**Written task:**
Gather every line holding the string "Schlosser".
>> Start
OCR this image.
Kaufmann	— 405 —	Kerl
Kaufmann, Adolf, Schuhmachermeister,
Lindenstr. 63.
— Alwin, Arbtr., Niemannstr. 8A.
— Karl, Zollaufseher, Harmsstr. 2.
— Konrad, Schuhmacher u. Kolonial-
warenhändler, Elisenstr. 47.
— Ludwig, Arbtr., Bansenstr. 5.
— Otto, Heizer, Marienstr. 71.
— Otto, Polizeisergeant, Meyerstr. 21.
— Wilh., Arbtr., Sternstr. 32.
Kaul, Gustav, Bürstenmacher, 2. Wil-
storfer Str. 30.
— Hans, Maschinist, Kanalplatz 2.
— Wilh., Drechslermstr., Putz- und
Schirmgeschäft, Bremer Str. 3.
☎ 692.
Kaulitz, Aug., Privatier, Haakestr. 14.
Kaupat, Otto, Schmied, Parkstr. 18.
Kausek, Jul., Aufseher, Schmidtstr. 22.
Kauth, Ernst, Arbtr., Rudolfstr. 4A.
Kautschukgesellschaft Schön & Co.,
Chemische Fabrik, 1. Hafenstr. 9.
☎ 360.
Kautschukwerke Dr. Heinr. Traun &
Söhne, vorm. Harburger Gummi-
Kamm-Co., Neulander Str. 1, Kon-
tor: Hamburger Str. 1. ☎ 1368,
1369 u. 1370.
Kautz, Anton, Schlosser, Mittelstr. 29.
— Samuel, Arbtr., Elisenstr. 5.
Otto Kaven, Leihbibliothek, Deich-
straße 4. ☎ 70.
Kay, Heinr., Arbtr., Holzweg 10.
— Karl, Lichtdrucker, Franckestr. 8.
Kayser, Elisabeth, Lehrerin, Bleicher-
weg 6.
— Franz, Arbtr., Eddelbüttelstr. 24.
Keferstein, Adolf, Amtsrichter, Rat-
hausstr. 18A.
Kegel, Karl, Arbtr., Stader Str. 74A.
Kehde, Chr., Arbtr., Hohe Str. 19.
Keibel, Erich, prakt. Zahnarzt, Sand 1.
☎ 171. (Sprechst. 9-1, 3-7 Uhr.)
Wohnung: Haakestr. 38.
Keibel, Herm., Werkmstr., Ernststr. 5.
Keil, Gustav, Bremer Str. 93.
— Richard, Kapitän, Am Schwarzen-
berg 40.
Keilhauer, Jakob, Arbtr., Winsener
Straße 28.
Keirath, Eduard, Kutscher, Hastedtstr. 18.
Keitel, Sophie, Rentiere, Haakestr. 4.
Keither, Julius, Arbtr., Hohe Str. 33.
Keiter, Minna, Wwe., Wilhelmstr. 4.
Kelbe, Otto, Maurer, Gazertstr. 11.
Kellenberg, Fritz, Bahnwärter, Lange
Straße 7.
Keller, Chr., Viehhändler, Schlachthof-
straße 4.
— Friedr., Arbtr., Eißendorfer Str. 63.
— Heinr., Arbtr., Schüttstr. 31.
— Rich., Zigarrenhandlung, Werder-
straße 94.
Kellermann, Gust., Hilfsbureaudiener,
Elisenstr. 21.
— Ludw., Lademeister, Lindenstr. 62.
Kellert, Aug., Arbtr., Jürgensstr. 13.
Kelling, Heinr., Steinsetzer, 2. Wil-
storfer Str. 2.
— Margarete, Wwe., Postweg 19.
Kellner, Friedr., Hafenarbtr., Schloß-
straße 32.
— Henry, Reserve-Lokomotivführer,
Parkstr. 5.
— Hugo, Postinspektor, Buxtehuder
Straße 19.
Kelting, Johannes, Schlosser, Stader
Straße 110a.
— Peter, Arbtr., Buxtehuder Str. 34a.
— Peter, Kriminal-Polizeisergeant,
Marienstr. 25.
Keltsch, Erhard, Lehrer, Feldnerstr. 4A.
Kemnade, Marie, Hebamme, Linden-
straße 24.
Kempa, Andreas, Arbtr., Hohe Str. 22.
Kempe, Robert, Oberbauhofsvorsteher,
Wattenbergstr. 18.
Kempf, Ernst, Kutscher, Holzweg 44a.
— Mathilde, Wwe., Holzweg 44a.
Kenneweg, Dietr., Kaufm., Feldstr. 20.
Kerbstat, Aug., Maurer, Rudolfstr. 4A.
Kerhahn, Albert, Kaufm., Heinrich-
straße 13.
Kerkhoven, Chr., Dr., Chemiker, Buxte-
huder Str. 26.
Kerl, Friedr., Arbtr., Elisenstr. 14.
>> End
**Finished answer:**
Kautz, Anton, Schlosser, Mittelstr. 29.
Kelting, Johannes, Schlosser, Stader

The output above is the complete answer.